## start Record excerpts

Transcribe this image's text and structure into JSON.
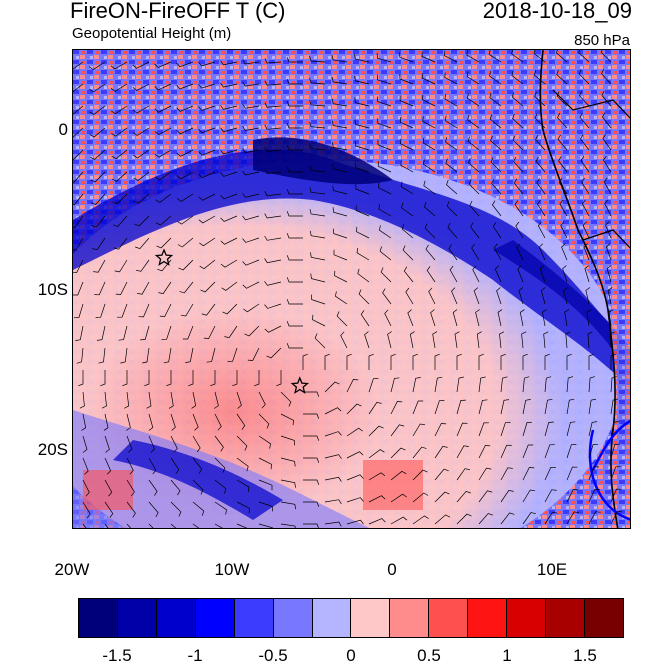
{
  "header": {
    "title": "FireON-FireOFF T (C)",
    "timestamp": "2018-10-18_09",
    "subtitle": "Geopotential Height (m)",
    "level": "850 hPa"
  },
  "map": {
    "region": "Southeast Atlantic / West Africa",
    "lat_labels": [
      "0",
      "10S",
      "20S"
    ],
    "lon_labels": [
      "20W",
      "10W",
      "0",
      "10E"
    ],
    "markers": [
      {
        "name": "star-marker-1",
        "lon": -14.3,
        "lat": -8.0
      },
      {
        "name": "star-marker-2",
        "lon": -5.8,
        "lat": -16.0
      }
    ]
  },
  "colorbar": {
    "colors": [
      "#00007a",
      "#0000a8",
      "#0000cc",
      "#0000ff",
      "#3c3cff",
      "#7878ff",
      "#b4b4ff",
      "#ffc8c8",
      "#ff8c8c",
      "#ff5050",
      "#ff1414",
      "#d80000",
      "#a80000",
      "#780000"
    ],
    "labels": [
      "-1.5",
      "-1",
      "-0.5",
      "0",
      "0.5",
      "1",
      "1.5"
    ]
  }
}
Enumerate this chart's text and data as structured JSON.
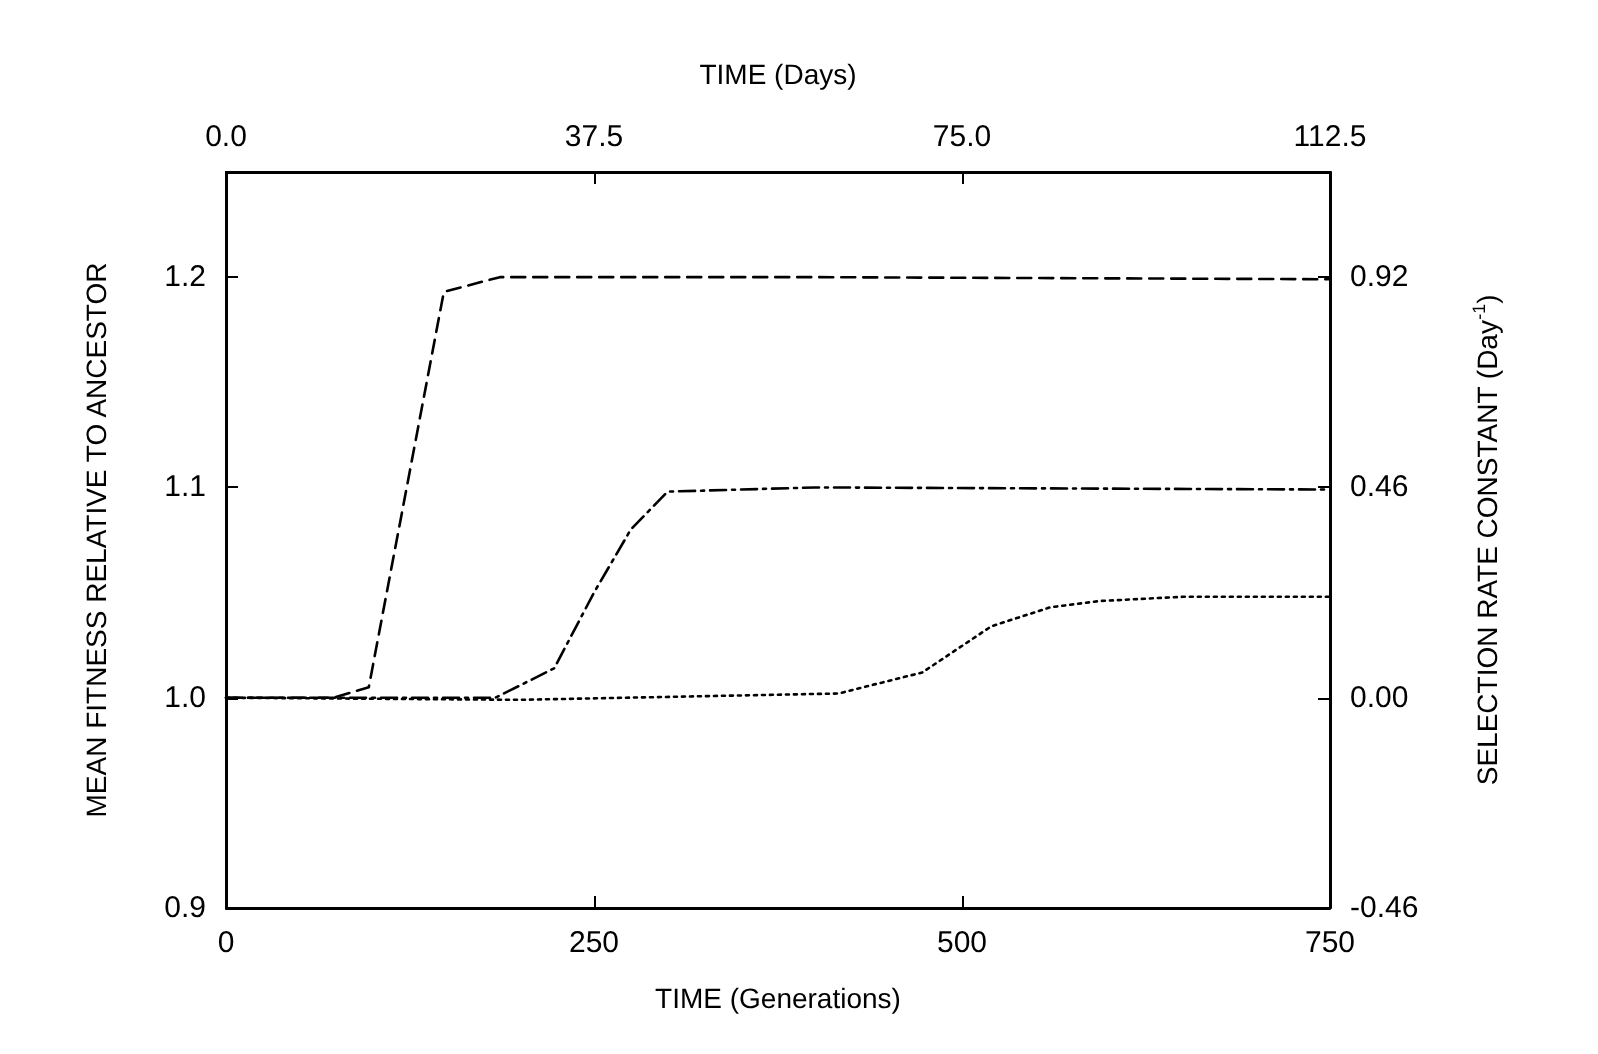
{
  "chart_data": {
    "type": "line",
    "xlabel": "TIME (Generations)",
    "ylabel": "MEAN FITNESS RELATIVE TO ANCESTOR",
    "y2label": "SELECTION RATE CONSTANT (Day$^{-1}$)",
    "x2label": "TIME (Days)",
    "xlim": [
      0,
      750
    ],
    "xticks": [
      0,
      250,
      500,
      750
    ],
    "ylim": [
      0.9,
      1.25
    ],
    "yticks": [
      0.9,
      {
        "value": 1,
        "label": "1.0"
      },
      1.1,
      1.2
    ],
    "y2lim": [
      -0.46,
      1.15
    ],
    "y2ticks": [
      -0.46,
      {
        "value": 0,
        "label": "0.00"
      },
      0.46,
      0.92
    ],
    "x2lim": [
      0,
      112.5
    ],
    "x2ticks": [
      {
        "value": 0,
        "label": "0.0"
      },
      37.5,
      {
        "value": 75,
        "label": "75.0"
      },
      112.5
    ],
    "grid": false,
    "series": [
      {
        "color": "#000000",
        "line_style": "dashed",
        "x": [
          0,
          73,
          97,
          148,
          186,
          400,
          750
        ],
        "values": [
          1.0,
          1.0,
          1.005,
          1.193,
          1.2,
          1.2,
          1.199
        ]
      },
      {
        "color": "#000000",
        "line_style": "dashdot",
        "x": [
          0,
          183,
          223,
          250,
          275,
          300,
          400,
          750
        ],
        "values": [
          1.0,
          1.0,
          1.014,
          1.05,
          1.08,
          1.098,
          1.1,
          1.099
        ]
      },
      {
        "color": "#000000",
        "line_style": "dotted",
        "x": [
          0,
          200,
          416,
          473,
          520,
          560,
          594,
          650,
          750
        ],
        "values": [
          1.0,
          0.999,
          1.002,
          1.012,
          1.034,
          1.043,
          1.046,
          1.048,
          1.048
        ]
      }
    ]
  }
}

## end Record excerpts

## Stated goal
Return to the listing above and set it down exactly, leaving out its pictures.

## Response to the task
Transcribe this image's text and structure into JSON.
{
  "header": {
    "title": "FireON-FireOFF T (C)",
    "timestamp": "2018-10-18_09",
    "subtitle": "Geopotential Height (m)",
    "level": "850 hPa"
  },
  "map": {
    "region": "Southeast Atlantic / West Africa",
    "lat_labels": [
      "0",
      "10S",
      "20S"
    ],
    "lon_labels": [
      "20W",
      "10W",
      "0",
      "10E"
    ],
    "markers": [
      {
        "name": "star-marker-1",
        "lon": -14.3,
        "lat": -8.0
      },
      {
        "name": "star-marker-2",
        "lon": -5.8,
        "lat": -16.0
      }
    ]
  },
  "colorbar": {
    "colors": [
      "#00007a",
      "#0000a8",
      "#0000cc",
      "#0000ff",
      "#3c3cff",
      "#7878ff",
      "#b4b4ff",
      "#ffc8c8",
      "#ff8c8c",
      "#ff5050",
      "#ff1414",
      "#d80000",
      "#a80000",
      "#780000"
    ],
    "labels": [
      "-1.5",
      "-1",
      "-0.5",
      "0",
      "0.5",
      "1",
      "1.5"
    ]
  }
}
Enumerate this chart's text and data as structured JSON.
{
  "chart_data": {
    "type": "line",
    "xlabel": "TIME (Generations)",
    "ylabel": "MEAN FITNESS RELATIVE TO ANCESTOR",
    "y2label": "SELECTION RATE CONSTANT (Day$^{-1}$)",
    "x2label": "TIME (Days)",
    "xlim": [
      0,
      750
    ],
    "xticks": [
      0,
      250,
      500,
      750
    ],
    "ylim": [
      0.9,
      1.25
    ],
    "yticks": [
      0.9,
      {
        "value": 1,
        "label": "1.0"
      },
      1.1,
      1.2
    ],
    "y2lim": [
      -0.46,
      1.15
    ],
    "y2ticks": [
      -0.46,
      {
        "value": 0,
        "label": "0.00"
      },
      0.46,
      0.92
    ],
    "x2lim": [
      0,
      112.5
    ],
    "x2ticks": [
      {
        "value": 0,
        "label": "0.0"
      },
      37.5,
      {
        "value": 75,
        "label": "75.0"
      },
      112.5
    ],
    "grid": false,
    "series": [
      {
        "color": "#000000",
        "line_style": "dashed",
        "x": [
          0,
          73,
          97,
          148,
          186,
          400,
          750
        ],
        "values": [
          1.0,
          1.0,
          1.005,
          1.193,
          1.2,
          1.2,
          1.199
        ]
      },
      {
        "color": "#000000",
        "line_style": "dashdot",
        "x": [
          0,
          183,
          223,
          250,
          275,
          300,
          400,
          750
        ],
        "values": [
          1.0,
          1.0,
          1.014,
          1.05,
          1.08,
          1.098,
          1.1,
          1.099
        ]
      },
      {
        "color": "#000000",
        "line_style": "dotted",
        "x": [
          0,
          200,
          416,
          473,
          520,
          560,
          594,
          650,
          750
        ],
        "values": [
          1.0,
          0.999,
          1.002,
          1.012,
          1.034,
          1.043,
          1.046,
          1.048,
          1.048
        ]
      }
    ]
  }
}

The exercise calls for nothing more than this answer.